Instructions for the task. Copy out all the lines where "this" shows up.
◆ ◆ ◆ ◆ ◆ ◆ ◆
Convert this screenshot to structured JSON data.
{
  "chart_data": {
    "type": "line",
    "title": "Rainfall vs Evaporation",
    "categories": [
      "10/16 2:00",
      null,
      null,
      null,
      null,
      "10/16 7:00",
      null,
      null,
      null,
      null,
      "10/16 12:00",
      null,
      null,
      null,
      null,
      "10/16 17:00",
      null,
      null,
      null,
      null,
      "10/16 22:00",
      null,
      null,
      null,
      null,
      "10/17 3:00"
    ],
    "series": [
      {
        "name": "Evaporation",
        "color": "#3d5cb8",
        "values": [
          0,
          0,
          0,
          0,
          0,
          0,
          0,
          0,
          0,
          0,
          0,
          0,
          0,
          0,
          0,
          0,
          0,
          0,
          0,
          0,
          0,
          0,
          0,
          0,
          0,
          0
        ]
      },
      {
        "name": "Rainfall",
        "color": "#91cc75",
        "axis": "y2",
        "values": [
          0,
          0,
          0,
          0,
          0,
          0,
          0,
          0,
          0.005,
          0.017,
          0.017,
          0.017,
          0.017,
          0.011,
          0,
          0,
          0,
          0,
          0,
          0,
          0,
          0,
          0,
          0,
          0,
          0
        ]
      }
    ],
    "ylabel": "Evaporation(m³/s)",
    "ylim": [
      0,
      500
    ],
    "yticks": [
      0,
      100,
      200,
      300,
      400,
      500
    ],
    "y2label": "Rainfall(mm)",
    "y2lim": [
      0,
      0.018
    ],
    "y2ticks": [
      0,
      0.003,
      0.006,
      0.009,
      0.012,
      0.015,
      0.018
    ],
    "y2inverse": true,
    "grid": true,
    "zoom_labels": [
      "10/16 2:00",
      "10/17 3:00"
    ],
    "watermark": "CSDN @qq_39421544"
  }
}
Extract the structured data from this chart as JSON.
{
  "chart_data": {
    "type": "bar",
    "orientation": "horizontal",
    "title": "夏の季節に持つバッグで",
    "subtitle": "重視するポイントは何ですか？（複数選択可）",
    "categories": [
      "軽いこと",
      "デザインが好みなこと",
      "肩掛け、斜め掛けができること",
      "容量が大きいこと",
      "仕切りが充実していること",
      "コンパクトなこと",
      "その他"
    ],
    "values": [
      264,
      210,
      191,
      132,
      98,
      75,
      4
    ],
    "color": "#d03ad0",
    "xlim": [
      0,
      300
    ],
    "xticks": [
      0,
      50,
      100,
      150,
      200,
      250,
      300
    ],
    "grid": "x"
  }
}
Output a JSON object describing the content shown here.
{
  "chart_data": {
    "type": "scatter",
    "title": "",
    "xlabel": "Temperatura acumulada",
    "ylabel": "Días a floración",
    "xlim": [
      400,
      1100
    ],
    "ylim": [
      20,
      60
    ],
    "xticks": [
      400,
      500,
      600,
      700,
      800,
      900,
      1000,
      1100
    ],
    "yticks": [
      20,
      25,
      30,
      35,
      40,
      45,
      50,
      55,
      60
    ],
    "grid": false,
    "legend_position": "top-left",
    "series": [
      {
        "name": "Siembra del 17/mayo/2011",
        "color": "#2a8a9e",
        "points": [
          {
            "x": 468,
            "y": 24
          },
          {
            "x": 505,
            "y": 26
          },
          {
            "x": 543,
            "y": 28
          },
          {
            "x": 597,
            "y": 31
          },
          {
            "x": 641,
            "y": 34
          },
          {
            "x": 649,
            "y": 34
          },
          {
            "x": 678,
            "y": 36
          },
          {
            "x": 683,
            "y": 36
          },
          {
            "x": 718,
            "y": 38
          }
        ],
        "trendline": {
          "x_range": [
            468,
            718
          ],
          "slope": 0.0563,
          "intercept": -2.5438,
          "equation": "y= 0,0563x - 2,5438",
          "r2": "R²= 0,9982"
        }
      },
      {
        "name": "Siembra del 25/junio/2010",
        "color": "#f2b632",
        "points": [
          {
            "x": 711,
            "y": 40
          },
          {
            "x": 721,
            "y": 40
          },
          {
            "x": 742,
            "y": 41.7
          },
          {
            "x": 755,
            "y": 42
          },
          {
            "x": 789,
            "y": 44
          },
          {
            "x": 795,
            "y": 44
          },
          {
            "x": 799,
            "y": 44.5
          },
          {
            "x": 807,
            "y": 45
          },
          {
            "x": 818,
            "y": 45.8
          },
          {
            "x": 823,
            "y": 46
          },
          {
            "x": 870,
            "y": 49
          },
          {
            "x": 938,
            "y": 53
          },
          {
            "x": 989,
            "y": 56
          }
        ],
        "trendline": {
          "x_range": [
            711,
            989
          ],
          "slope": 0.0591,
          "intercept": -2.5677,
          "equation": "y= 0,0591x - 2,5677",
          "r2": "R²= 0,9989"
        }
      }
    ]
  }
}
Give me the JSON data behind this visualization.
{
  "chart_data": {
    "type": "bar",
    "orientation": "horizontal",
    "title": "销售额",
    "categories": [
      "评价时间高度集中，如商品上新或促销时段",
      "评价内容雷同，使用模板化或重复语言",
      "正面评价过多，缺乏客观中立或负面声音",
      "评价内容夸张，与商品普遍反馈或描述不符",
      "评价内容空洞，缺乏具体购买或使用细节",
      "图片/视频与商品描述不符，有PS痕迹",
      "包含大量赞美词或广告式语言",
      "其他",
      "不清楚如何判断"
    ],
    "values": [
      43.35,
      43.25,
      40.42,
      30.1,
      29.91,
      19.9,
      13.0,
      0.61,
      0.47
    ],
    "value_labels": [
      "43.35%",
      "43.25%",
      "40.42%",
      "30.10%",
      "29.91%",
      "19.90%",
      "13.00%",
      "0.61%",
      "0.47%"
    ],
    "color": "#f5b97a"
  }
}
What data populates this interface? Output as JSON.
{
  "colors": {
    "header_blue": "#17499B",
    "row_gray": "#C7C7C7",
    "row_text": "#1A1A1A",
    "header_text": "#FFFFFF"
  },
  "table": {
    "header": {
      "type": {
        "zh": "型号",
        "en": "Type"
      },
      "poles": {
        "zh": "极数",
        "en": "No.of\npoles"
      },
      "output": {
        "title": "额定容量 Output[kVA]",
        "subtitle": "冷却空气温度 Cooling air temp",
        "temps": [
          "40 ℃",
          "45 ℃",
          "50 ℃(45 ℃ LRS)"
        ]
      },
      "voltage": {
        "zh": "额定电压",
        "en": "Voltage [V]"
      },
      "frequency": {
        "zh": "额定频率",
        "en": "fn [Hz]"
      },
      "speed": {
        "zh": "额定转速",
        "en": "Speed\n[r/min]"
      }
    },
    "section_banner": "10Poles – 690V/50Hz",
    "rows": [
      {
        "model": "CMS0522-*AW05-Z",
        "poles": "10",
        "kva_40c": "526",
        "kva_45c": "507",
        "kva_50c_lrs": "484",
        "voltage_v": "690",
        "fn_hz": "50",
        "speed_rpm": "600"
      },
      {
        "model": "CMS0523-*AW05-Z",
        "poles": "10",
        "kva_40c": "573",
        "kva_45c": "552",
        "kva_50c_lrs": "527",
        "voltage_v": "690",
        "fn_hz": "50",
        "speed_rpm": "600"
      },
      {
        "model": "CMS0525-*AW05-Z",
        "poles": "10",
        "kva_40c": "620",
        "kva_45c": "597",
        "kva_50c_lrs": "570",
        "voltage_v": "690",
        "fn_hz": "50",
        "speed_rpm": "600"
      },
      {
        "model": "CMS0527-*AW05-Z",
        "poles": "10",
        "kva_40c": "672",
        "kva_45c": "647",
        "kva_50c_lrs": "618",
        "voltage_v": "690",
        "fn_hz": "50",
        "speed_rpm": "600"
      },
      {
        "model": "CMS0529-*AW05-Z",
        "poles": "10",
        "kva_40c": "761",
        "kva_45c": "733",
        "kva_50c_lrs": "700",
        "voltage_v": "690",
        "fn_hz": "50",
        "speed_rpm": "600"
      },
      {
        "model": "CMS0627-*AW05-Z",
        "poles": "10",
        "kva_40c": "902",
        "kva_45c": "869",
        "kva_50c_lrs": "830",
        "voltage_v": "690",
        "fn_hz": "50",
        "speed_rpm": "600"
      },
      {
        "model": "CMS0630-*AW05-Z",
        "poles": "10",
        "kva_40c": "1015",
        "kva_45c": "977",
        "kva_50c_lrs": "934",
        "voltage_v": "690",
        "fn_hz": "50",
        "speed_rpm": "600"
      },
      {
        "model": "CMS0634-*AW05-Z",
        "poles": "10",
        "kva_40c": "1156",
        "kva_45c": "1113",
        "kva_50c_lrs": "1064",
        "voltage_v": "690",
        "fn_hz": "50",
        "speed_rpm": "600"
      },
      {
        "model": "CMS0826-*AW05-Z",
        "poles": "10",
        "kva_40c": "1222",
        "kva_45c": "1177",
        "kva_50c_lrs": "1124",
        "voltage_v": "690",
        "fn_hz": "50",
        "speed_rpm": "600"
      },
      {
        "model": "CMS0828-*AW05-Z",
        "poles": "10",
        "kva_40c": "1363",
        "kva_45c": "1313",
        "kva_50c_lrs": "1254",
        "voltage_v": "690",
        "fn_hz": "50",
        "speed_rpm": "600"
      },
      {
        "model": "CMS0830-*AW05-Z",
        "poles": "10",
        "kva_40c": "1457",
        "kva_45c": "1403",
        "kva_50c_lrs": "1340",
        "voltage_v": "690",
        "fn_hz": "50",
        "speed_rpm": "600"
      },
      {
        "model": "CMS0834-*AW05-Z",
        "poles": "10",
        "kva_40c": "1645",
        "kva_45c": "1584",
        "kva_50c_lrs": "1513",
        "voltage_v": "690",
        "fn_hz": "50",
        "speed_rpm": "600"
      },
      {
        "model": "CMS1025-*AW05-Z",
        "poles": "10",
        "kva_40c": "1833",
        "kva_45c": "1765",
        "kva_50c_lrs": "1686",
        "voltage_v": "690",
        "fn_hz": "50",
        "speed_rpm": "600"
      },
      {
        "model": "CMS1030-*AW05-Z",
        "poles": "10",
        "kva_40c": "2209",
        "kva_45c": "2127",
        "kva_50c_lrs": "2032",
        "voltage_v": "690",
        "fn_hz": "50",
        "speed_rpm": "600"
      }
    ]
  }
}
◆ ◆ ◆ ◆ ◆ ◆ ◆
Result of the exercise.
Convert this screenshot to structured JSON data.
Extract the structured data from this chart as JSON.
Give me the JSON data behind this visualization.
What data populates this interface? Output as JSON.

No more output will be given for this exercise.